**GIVEN REQUEST**. Where does the string "weight" appear? Copy every line of the entries below that holds it.

**DATA ENTRIES**.
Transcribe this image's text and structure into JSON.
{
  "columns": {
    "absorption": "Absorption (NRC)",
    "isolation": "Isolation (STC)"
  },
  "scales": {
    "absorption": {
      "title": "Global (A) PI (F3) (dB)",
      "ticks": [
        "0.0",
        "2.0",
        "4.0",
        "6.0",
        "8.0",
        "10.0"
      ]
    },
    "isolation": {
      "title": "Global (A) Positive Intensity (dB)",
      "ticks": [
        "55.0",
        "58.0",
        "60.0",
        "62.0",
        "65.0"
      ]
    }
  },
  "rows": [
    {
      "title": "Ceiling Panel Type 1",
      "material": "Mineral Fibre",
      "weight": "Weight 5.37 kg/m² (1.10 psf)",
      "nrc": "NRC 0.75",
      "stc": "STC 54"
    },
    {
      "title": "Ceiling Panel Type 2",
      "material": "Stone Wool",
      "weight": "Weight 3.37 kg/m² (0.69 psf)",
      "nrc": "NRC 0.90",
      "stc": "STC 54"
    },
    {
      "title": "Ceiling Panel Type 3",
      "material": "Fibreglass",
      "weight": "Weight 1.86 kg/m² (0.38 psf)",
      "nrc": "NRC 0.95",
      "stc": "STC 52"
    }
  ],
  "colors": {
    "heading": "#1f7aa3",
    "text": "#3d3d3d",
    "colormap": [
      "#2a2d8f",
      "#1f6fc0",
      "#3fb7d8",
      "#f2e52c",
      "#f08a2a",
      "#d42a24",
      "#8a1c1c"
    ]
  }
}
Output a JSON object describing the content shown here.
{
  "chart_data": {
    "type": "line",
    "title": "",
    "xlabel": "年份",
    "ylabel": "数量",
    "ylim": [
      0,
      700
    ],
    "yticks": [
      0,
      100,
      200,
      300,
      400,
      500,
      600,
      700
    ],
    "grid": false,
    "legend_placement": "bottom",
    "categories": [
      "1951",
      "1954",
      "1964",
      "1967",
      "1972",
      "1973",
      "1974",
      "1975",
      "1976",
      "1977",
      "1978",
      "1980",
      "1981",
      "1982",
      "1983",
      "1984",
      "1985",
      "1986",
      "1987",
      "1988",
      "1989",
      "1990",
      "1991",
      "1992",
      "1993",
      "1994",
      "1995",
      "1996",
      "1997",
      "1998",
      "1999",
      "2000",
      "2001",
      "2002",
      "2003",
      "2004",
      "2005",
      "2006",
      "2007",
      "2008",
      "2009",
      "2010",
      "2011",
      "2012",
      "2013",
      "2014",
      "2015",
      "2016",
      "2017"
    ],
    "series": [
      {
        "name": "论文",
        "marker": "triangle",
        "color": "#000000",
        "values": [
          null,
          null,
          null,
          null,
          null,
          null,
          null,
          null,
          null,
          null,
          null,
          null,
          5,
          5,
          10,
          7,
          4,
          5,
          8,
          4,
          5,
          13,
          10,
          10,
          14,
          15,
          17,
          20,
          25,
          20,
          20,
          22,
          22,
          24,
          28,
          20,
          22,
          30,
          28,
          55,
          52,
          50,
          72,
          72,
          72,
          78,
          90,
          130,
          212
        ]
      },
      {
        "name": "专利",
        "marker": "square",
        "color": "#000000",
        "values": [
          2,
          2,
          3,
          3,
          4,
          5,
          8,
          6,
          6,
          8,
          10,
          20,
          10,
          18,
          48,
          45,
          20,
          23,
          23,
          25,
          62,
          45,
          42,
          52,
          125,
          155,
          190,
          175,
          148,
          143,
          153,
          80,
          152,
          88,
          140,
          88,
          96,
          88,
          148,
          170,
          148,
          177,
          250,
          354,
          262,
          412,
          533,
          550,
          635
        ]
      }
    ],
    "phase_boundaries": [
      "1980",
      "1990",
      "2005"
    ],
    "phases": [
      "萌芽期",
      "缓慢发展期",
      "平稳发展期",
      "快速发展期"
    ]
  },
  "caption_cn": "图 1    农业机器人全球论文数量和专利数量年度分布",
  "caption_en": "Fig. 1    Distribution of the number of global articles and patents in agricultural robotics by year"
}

**ANSWER FOR THIS EXERCISE**.
      "weight": "Weight 5.37 kg/m² (1.10 psf)",
      "weight": "Weight 3.37 kg/m² (0.69 psf)",
      "weight": "Weight 1.86 kg/m² (0.38 psf)",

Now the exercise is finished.